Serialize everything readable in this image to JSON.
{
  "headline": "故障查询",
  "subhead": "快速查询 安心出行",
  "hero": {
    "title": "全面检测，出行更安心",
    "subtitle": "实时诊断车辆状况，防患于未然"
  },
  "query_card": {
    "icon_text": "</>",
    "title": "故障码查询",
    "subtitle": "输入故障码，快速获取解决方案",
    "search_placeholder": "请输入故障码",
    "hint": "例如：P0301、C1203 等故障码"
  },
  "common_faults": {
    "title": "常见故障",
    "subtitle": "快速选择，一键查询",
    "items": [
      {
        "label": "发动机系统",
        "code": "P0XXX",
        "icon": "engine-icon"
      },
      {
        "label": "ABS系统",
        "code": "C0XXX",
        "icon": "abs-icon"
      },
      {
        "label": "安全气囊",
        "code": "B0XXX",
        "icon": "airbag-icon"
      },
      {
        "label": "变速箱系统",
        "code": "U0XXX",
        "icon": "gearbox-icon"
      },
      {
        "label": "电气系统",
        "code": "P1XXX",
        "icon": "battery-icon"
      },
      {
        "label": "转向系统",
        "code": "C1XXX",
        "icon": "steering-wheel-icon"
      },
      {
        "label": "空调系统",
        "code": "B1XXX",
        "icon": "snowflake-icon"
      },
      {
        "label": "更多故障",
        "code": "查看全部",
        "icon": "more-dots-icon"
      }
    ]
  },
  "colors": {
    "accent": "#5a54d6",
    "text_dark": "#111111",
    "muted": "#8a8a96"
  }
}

PROBLEM REQUIREMENTS
Read through the entries and copy each line in which "subtitle" appears.

WRITTEN ANSWER
    "subtitle": "实时诊断车辆状况，防患于未然"
    "subtitle": "输入故障码，快速获取解决方案",
    "subtitle": "快速选择，一键查询",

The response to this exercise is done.